> **Task goal**: Take the line holding "What's the underlying" as the first line of the answer and the last line of the listing as its end; retype everything between exactly.

═══ Extracted entries

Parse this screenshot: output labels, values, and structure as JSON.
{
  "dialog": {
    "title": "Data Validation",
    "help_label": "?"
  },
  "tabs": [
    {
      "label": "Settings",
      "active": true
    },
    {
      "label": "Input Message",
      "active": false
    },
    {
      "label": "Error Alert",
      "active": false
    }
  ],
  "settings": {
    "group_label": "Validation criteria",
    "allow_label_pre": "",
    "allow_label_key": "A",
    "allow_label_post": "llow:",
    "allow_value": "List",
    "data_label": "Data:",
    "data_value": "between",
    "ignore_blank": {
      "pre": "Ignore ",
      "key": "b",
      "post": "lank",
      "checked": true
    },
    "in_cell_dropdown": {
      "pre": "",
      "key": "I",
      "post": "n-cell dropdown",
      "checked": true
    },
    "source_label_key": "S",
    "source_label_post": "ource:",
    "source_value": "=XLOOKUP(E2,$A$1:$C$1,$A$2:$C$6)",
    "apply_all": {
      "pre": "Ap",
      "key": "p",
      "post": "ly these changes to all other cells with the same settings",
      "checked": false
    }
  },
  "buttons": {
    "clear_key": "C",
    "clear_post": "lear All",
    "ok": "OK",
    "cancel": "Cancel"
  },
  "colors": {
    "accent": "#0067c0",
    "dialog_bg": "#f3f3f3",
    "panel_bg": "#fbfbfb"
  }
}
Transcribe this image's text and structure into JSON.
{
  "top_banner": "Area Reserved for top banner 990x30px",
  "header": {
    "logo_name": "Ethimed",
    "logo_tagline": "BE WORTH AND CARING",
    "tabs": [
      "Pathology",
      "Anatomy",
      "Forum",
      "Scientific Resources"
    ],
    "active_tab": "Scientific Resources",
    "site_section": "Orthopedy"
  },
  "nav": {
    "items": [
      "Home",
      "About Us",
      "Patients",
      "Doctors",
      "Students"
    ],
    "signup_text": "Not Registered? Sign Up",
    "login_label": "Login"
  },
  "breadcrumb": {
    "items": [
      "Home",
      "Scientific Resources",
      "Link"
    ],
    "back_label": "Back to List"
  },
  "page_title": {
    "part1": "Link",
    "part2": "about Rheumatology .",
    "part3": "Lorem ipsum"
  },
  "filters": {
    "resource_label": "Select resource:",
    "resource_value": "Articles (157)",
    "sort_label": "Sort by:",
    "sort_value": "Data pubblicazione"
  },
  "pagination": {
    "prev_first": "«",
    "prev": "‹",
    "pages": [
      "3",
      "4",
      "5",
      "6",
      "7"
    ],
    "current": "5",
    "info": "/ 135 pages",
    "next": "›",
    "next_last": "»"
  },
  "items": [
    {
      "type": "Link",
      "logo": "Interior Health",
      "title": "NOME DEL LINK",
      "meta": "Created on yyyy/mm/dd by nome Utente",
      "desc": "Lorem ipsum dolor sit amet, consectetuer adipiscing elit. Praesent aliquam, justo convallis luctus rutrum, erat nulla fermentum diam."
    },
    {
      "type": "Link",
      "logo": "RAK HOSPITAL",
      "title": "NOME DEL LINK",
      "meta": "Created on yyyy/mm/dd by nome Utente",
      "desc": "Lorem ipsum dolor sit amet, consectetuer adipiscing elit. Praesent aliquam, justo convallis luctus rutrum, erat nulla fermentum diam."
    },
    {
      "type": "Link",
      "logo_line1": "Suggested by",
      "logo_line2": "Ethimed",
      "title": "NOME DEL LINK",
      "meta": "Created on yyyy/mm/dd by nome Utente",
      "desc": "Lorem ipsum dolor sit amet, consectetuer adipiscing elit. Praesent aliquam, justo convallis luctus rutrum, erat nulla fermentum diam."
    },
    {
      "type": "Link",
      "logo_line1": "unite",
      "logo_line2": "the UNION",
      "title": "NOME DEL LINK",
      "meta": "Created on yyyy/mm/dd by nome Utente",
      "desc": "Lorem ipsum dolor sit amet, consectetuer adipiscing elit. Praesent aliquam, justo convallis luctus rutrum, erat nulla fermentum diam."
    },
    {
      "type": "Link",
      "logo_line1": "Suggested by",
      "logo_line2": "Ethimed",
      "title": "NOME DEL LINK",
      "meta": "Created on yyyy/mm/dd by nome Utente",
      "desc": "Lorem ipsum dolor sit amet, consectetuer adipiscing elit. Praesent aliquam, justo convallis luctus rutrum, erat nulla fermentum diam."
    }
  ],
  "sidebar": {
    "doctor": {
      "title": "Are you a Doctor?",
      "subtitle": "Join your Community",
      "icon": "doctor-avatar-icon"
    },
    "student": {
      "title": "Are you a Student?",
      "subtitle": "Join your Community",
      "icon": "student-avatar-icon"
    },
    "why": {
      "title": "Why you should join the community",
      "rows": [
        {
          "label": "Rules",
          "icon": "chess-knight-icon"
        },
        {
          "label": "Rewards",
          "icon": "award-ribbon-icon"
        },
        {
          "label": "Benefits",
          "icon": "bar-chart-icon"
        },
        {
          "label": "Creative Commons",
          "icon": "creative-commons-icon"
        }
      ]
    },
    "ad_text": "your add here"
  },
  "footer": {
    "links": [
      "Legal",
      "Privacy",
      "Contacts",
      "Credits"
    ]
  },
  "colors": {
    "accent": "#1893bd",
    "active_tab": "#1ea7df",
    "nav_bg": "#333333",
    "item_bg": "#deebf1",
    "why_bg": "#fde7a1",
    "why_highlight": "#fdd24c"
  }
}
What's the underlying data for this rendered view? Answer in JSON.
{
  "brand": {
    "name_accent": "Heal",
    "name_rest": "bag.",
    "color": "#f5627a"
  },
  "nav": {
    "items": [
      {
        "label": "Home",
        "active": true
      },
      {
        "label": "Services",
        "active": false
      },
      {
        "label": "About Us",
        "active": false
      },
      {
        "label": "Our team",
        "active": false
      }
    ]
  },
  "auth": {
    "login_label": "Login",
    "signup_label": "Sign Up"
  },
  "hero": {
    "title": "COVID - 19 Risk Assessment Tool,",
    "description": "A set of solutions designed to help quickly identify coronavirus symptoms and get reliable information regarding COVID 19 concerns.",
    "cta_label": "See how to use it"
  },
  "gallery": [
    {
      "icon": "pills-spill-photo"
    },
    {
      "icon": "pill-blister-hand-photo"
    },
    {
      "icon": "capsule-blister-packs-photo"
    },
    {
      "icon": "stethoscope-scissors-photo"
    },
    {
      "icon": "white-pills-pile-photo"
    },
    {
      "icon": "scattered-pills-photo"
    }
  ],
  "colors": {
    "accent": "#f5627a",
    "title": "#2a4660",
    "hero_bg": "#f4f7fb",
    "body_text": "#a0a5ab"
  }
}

══════

> **Exercise result**:
What's the underlying data for this rendered view? Answer in JSON.
{
  "brand": {
    "name_accent": "Heal",
    "name_rest": "bag.",
    "color": "#f5627a"
  },
  "nav": {
    "items": [
      {
        "label": "Home",
        "active": true
      },
      {
        "label": "Services",
        "active": false
      },
      {
        "label": "About Us",
        "active": false
      },
      {
        "label": "Our team",
        "active": false
      }
    ]
  },
  "auth": {
    "login_label": "Login",
    "signup_label": "Sign Up"
  },
  "hero": {
    "title": "COVID - 19 Risk Assessment Tool,",
    "description": "A set of solutions designed to help quickly identify coronavirus symptoms and get reliable information regarding COVID 19 concerns.",
    "cta_label": "See how to use it"
  },
  "gallery": [
    {
      "icon": "pills-spill-photo"
    },
    {
      "icon": "pill-blister-hand-photo"
    },
    {
      "icon": "capsule-blister-packs-photo"
    },
    {
      "icon": "stethoscope-scissors-photo"
    },
    {
      "icon": "white-pills-pile-photo"
    },
    {
      "icon": "scattered-pills-photo"
    }
  ],
  "colors": {
    "accent": "#f5627a",
    "title": "#2a4660",
    "hero_bg": "#f4f7fb",
    "body_text": "#a0a5ab"
  }
}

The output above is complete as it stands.